Only the lines holding the string "icon" are needed. Copy each one.
** start LISTING **
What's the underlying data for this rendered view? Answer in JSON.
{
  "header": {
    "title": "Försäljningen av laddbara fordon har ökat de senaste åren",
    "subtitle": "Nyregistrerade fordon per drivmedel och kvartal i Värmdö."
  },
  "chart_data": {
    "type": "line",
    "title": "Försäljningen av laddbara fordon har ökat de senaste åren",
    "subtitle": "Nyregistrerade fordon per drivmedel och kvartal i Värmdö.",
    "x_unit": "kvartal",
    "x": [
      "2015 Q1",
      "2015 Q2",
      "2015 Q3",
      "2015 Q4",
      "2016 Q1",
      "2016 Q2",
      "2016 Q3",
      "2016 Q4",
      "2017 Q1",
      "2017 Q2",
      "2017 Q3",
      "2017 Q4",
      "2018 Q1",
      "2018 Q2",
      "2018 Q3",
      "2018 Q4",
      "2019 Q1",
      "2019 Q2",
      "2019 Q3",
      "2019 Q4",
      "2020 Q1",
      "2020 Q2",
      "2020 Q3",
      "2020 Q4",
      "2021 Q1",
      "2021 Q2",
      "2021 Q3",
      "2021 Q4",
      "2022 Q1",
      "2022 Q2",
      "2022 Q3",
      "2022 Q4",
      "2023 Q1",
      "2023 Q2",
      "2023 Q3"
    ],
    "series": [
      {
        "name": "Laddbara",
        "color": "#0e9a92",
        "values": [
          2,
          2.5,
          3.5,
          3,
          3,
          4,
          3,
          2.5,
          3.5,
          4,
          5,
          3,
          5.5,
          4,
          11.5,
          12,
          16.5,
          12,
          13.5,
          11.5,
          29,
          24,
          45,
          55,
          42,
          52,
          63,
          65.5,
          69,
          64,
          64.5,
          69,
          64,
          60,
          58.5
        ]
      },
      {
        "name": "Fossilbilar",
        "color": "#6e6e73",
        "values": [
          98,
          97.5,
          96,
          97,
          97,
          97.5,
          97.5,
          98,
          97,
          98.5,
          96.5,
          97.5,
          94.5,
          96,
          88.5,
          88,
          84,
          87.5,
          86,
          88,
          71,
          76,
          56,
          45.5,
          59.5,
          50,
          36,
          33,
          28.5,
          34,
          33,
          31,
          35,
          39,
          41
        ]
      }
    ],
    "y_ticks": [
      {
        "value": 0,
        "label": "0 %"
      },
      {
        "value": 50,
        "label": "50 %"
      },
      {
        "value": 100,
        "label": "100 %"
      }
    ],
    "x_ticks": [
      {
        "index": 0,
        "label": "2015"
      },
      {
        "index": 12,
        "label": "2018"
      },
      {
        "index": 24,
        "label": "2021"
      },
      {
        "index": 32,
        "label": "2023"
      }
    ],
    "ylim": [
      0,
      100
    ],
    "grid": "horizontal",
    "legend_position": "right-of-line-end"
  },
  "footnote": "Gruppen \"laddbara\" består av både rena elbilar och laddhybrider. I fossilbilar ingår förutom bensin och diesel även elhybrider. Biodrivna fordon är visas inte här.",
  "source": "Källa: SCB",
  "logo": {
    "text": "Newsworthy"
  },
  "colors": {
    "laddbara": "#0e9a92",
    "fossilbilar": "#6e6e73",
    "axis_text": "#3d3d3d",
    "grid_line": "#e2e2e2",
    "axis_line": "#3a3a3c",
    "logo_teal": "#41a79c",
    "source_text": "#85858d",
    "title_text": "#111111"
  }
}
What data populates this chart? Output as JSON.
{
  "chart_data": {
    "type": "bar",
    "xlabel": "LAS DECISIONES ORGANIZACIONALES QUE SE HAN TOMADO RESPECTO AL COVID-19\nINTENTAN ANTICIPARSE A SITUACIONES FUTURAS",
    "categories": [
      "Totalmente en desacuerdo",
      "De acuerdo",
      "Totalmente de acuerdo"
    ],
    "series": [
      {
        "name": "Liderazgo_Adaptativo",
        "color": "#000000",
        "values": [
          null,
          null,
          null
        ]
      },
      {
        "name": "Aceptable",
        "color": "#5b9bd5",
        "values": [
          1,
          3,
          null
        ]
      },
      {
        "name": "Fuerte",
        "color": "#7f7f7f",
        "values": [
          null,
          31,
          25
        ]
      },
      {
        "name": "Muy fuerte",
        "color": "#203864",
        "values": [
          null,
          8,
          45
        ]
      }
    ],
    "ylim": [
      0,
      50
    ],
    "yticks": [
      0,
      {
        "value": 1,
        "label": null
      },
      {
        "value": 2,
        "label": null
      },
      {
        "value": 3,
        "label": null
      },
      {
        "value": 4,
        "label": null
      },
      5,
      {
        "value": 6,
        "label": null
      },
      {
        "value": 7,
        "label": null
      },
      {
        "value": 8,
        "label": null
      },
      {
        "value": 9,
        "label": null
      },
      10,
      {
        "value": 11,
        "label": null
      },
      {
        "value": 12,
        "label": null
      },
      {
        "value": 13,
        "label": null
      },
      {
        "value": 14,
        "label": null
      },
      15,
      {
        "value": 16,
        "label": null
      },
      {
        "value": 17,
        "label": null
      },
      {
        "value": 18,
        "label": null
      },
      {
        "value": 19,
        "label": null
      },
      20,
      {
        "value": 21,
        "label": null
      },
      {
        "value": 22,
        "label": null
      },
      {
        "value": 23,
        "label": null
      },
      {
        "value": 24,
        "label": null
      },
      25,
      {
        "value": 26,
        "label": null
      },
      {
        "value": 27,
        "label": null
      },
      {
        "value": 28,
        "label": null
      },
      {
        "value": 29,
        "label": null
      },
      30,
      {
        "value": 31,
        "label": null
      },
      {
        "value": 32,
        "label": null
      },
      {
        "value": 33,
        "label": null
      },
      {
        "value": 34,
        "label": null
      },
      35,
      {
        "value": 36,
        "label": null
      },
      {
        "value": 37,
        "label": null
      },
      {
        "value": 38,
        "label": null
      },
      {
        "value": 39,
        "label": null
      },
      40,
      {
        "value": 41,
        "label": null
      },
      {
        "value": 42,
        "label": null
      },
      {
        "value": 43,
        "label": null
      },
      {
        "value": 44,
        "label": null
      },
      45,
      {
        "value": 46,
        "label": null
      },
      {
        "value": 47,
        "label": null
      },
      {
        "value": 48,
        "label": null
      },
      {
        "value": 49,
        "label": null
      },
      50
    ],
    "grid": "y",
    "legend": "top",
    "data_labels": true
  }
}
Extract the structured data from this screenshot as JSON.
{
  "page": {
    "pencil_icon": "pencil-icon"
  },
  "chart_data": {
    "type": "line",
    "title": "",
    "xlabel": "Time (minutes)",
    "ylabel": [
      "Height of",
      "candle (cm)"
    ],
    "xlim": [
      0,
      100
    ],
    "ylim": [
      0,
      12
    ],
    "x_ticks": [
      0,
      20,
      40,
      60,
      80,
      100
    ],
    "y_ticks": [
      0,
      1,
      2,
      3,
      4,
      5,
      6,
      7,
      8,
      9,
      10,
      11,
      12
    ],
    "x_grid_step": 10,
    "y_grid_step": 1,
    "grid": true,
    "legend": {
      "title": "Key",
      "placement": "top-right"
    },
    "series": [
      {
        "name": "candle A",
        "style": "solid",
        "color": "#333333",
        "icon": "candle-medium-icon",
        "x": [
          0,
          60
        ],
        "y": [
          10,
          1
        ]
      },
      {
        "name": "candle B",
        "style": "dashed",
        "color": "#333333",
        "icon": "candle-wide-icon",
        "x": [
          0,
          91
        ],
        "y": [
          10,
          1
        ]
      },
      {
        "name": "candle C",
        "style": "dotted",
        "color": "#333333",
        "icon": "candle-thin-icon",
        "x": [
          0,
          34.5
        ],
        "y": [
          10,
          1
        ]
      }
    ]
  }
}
** end LISTING **
_CORRECT RESPONSE_:
    "pencil_icon": "pencil-icon"
        "icon": "candle-medium-icon",
        "icon": "candle-wide-icon",
        "icon": "candle-thin-icon",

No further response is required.